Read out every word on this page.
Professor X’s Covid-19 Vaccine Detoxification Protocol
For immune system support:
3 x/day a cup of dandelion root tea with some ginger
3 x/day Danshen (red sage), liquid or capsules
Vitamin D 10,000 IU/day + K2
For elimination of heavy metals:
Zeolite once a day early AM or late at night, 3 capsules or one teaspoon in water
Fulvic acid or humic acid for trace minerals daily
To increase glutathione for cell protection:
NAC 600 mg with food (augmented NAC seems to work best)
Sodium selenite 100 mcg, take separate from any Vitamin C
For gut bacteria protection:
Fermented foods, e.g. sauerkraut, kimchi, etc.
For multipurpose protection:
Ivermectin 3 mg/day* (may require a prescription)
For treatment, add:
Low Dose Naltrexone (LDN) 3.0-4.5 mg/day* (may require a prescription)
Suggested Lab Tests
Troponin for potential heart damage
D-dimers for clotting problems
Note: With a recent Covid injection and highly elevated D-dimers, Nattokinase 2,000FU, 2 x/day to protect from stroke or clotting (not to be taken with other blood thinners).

#####

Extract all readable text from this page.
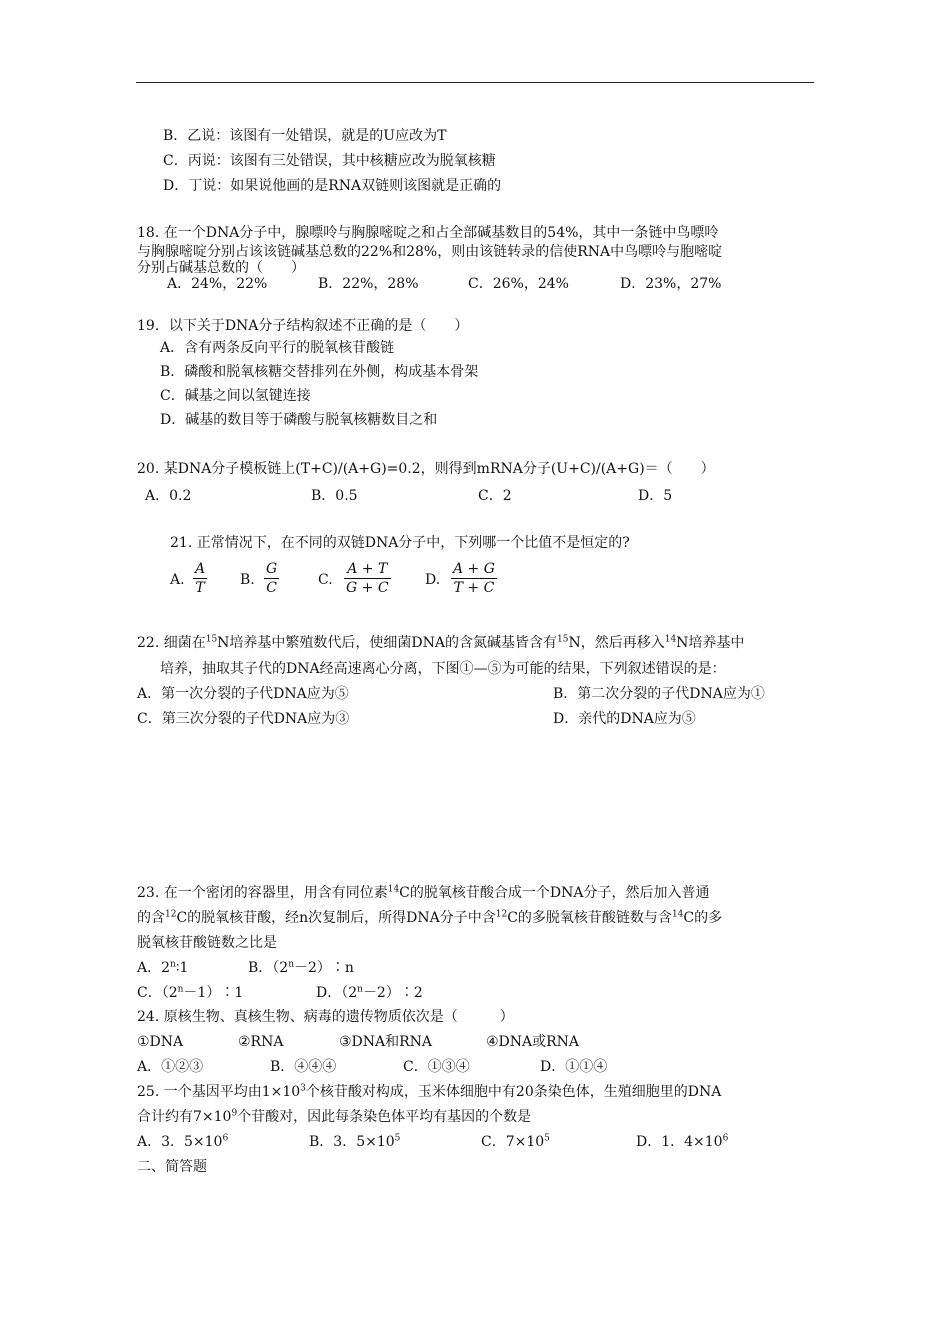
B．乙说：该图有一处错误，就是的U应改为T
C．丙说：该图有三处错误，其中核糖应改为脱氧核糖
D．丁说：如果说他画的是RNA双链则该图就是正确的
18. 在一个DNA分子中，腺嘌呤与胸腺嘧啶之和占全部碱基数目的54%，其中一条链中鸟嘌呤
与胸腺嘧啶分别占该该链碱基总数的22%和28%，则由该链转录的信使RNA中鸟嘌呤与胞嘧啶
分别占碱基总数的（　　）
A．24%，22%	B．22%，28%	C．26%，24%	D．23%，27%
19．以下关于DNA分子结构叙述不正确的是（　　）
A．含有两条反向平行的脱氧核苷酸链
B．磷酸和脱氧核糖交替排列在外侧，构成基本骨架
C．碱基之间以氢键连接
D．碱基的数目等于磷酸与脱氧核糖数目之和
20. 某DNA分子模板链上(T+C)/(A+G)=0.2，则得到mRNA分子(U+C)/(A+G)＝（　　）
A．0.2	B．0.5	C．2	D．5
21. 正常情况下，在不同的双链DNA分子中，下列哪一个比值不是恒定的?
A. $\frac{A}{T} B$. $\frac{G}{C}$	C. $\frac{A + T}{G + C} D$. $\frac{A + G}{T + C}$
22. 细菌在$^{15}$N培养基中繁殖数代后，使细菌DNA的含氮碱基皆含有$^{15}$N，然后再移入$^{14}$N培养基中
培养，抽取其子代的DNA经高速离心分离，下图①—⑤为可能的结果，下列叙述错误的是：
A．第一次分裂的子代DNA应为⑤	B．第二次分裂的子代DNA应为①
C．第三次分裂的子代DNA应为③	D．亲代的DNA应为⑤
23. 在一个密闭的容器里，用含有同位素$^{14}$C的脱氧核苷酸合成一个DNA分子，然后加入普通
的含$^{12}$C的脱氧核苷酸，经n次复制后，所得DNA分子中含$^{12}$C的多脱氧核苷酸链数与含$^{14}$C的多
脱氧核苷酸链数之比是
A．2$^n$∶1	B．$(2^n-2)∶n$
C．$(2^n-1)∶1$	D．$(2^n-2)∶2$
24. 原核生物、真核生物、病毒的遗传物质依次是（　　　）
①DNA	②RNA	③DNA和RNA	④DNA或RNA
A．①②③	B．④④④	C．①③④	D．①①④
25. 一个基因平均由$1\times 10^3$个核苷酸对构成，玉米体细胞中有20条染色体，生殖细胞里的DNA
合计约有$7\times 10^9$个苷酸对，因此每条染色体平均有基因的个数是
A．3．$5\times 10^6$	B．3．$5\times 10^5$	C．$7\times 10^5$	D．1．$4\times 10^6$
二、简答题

#####

→ **EXERCISE AIM**
For each line in the records that holds "protection", show that line as it stands.

→ **WRITTEN RESPONSE**
To increase glutathione for cell protection:
For gut bacteria protection:
For multipurpose protection:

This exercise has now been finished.